╭─ Input records
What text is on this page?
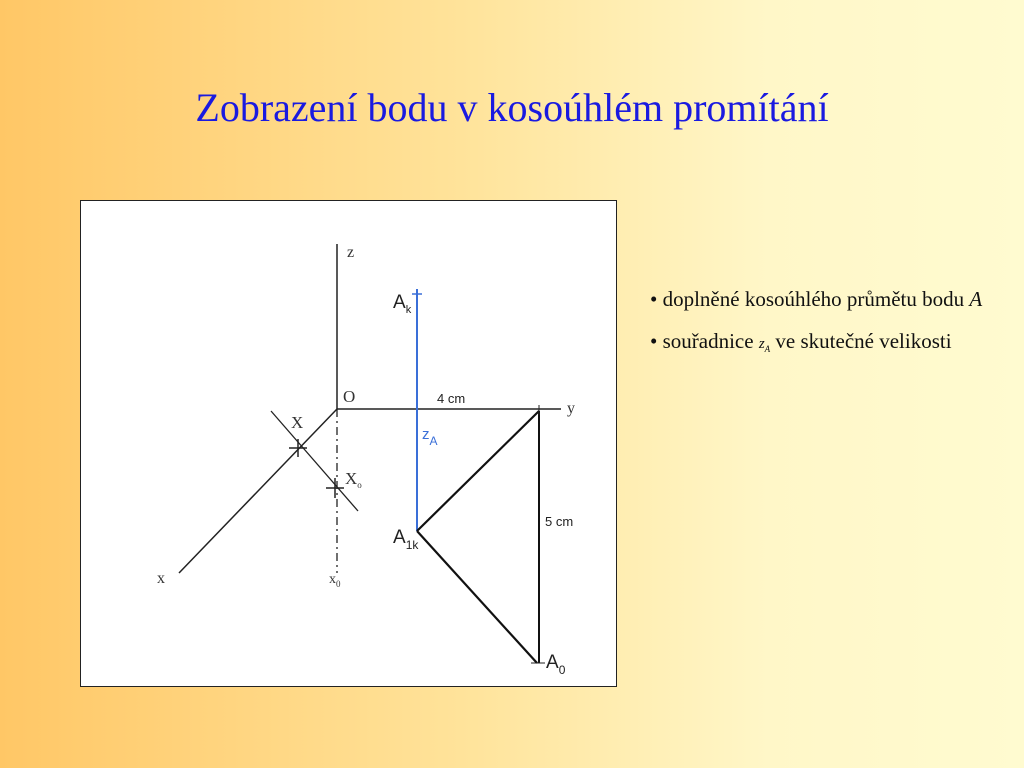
Zobrazení bodu v kosoúhlém promítání
z
y
x	$x_0$
O
X
$X_o$
$A_k$
$A_{1k}$
$A_0$
$z_A$
4 cm
5 cm

• doplněné kosoúhlého průmětu bodu A

• souřadnice $z_A$ ve skutečné velikosti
╰─
**Given request**
Retype every entry verbatim and exclude the pictures from the copy.

**Result of this task**
What text is on this page?
Zobrazení bodu v kosoúhlém promítání
z
y
x	$x_0$
O
X
$X_o$
$A_k$
$A_{1k}$
$A_0$
$z_A$
4 cm
5 cm

• doplněné kosoúhlého průmětu bodu A

• souřadnice $z_A$ ve skutečné velikosti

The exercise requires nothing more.